[Goal] Report the count of lines that carry the string "xlabel", and add nothing.

[Extracted data]

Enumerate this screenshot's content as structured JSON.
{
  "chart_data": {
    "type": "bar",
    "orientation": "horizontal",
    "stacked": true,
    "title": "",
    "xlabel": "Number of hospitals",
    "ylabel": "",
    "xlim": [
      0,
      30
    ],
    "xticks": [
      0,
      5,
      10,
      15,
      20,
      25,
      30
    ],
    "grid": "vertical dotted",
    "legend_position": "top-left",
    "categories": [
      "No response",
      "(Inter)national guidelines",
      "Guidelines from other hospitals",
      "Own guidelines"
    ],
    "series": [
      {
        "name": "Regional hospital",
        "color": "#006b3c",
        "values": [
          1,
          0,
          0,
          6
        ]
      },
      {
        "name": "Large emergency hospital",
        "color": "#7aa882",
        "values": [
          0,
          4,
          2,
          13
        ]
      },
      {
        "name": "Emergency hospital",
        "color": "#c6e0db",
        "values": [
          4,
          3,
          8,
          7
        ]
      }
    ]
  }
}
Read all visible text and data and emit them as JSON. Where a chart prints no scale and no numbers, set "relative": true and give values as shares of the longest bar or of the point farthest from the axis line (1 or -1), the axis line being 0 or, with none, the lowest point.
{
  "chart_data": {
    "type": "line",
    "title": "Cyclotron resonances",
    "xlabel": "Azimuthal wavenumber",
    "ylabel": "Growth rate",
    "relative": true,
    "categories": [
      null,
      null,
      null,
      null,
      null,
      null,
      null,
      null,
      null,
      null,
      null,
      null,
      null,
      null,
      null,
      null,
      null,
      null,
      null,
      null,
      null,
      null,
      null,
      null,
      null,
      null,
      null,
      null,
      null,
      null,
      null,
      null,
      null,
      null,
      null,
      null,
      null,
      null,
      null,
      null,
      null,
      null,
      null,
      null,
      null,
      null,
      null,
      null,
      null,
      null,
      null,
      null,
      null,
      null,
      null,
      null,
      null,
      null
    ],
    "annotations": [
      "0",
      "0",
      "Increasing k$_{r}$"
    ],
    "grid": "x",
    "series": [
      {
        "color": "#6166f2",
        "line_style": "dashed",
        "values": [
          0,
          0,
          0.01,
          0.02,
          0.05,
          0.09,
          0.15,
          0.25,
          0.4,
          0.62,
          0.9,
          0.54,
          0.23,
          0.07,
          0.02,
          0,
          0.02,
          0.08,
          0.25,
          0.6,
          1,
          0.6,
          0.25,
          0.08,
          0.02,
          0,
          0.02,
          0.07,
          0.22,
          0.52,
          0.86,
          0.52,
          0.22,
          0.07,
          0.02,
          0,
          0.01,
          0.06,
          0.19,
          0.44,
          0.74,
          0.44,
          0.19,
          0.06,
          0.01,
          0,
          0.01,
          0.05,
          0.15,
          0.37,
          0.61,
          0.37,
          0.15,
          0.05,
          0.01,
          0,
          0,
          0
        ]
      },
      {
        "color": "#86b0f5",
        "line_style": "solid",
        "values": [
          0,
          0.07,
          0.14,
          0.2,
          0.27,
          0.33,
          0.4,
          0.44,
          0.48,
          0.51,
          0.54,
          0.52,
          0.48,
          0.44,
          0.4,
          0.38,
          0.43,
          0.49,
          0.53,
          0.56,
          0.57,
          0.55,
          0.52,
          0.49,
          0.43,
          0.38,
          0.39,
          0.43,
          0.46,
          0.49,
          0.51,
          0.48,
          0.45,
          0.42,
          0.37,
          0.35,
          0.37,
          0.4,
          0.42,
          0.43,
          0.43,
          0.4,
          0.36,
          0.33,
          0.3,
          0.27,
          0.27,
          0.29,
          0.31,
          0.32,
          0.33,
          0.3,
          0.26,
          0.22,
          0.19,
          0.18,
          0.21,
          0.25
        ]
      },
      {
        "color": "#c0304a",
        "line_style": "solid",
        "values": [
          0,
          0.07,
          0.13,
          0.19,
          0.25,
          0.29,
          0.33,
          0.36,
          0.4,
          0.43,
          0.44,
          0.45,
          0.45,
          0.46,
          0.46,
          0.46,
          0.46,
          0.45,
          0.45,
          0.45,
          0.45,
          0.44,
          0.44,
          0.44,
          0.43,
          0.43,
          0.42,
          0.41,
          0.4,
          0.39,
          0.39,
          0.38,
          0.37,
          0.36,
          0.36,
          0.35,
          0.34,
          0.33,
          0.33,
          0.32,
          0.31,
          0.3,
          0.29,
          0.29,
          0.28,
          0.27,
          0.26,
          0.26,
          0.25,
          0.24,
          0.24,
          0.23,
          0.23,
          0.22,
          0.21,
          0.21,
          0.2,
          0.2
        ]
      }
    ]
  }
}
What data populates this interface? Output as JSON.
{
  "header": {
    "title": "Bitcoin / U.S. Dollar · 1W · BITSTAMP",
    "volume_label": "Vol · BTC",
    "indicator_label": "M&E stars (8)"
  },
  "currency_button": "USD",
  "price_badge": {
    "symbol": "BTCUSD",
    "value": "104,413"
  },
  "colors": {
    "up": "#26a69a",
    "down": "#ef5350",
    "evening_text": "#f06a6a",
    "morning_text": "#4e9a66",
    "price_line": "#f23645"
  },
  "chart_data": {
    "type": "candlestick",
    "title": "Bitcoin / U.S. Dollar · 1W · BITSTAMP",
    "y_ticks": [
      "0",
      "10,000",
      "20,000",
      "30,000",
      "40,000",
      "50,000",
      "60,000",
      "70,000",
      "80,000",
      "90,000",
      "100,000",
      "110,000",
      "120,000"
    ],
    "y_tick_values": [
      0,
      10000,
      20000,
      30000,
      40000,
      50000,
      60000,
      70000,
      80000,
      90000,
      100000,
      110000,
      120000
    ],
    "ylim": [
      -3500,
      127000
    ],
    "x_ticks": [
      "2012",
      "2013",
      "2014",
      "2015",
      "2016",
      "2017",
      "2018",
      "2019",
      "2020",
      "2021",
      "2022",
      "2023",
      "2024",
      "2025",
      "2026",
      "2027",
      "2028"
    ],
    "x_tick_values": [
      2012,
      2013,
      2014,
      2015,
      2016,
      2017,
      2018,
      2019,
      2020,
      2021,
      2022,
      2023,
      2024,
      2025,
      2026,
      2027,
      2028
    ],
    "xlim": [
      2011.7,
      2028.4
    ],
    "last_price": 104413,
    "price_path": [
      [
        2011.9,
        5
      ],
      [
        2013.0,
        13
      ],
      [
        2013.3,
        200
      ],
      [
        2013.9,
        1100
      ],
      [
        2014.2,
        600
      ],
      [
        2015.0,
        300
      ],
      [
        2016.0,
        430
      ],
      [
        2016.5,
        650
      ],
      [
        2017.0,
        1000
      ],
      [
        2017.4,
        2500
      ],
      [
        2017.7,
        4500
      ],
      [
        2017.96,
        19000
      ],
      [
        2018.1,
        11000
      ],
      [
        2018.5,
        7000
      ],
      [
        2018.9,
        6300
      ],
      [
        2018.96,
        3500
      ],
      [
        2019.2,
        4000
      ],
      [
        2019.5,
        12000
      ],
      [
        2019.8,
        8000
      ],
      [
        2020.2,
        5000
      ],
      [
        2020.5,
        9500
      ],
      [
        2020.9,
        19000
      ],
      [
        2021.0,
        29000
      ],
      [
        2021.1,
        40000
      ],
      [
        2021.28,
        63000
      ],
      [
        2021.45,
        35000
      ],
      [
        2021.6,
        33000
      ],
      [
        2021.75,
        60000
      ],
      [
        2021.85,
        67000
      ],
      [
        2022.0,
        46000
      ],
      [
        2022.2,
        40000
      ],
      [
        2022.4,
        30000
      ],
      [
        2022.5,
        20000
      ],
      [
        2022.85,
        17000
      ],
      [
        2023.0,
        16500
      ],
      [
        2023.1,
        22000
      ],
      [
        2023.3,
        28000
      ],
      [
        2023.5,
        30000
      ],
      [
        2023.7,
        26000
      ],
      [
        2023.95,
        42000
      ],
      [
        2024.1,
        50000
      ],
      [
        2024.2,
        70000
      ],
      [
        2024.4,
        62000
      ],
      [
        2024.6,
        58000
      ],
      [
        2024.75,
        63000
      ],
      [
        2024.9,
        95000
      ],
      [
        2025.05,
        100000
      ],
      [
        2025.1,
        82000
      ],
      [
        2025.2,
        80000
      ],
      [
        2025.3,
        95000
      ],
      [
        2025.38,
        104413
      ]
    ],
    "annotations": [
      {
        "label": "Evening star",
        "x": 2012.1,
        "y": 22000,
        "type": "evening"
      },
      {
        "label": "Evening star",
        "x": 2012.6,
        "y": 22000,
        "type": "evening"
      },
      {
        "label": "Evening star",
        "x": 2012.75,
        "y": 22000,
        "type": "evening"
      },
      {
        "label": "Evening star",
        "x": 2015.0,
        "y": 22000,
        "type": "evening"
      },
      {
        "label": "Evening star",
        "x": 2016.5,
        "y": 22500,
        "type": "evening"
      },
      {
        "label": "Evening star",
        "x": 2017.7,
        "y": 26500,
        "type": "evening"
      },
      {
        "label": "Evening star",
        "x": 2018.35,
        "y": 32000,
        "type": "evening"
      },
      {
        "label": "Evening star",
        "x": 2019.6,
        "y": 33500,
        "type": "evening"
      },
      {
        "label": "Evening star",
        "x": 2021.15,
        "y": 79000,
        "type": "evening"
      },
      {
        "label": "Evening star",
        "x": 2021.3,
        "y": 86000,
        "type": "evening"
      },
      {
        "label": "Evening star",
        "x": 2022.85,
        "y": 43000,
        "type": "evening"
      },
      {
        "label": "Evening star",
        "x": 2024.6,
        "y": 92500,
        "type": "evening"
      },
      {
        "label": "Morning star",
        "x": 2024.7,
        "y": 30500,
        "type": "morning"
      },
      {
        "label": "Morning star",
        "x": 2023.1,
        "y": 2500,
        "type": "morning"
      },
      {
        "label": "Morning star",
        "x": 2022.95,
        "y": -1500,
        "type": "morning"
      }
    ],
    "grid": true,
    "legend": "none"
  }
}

[The answer] 2